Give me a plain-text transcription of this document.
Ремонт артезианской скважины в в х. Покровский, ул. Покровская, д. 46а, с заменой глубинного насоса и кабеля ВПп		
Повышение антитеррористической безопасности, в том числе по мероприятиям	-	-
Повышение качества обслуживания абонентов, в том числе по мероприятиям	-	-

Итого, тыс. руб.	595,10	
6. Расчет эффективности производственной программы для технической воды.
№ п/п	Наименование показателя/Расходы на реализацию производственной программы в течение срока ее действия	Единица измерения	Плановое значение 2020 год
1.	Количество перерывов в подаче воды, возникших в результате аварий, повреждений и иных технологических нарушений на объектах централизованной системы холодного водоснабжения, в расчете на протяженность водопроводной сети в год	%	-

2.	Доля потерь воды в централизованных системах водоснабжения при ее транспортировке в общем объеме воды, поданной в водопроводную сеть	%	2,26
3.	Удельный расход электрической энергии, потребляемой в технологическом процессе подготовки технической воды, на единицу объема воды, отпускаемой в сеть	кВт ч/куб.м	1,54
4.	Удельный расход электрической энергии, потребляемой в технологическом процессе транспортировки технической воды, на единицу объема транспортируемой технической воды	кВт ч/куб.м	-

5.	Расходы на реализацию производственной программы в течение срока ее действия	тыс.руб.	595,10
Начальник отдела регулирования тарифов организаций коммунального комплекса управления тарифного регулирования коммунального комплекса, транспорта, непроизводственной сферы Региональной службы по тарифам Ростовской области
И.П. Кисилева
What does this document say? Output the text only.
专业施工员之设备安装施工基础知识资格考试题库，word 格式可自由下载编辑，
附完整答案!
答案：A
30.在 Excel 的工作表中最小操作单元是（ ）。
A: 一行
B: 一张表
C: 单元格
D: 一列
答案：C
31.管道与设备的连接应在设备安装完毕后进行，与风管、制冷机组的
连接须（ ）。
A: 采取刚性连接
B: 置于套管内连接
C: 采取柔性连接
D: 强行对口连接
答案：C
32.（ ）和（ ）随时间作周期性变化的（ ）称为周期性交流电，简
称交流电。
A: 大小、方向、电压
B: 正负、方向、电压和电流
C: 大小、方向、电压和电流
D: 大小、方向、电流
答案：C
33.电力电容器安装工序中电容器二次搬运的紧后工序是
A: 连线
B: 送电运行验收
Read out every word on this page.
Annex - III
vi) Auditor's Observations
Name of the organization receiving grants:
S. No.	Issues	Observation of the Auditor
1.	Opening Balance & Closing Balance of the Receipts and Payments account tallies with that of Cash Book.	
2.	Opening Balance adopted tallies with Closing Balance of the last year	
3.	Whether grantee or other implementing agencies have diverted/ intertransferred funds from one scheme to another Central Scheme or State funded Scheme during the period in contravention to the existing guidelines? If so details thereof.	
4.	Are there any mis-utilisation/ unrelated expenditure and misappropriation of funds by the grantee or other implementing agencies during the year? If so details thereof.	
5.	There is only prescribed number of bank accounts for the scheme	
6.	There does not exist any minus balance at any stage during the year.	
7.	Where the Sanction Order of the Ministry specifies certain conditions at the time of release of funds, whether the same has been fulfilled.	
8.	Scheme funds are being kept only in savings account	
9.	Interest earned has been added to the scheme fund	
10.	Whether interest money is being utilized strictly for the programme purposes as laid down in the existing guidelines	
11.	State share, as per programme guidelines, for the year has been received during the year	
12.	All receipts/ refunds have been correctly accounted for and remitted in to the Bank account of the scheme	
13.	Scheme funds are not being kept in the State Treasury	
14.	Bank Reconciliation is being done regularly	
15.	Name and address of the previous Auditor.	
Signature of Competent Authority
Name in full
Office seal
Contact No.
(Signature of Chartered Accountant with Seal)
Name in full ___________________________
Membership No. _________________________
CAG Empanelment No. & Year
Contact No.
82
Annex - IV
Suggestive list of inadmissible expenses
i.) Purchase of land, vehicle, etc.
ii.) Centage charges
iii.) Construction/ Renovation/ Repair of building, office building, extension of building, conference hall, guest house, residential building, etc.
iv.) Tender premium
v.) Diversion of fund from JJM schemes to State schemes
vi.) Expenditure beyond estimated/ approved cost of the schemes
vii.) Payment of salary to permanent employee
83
+===+
_JOB_:
Copy out all lines that carry the word "единицу".

_ANSWER TO THE TASK_:
3.	Удельный расход электрической энергии, потребляемой в технологическом процессе подготовки технической воды, на единицу объема воды, отпускаемой в сеть	кВт ч/куб.м	1,54
4.	Удельный расход электрической энергии, потребляемой в технологическом процессе транспортировки технической воды, на единицу объема транспортируемой технической воды	кВт ч/куб.м	-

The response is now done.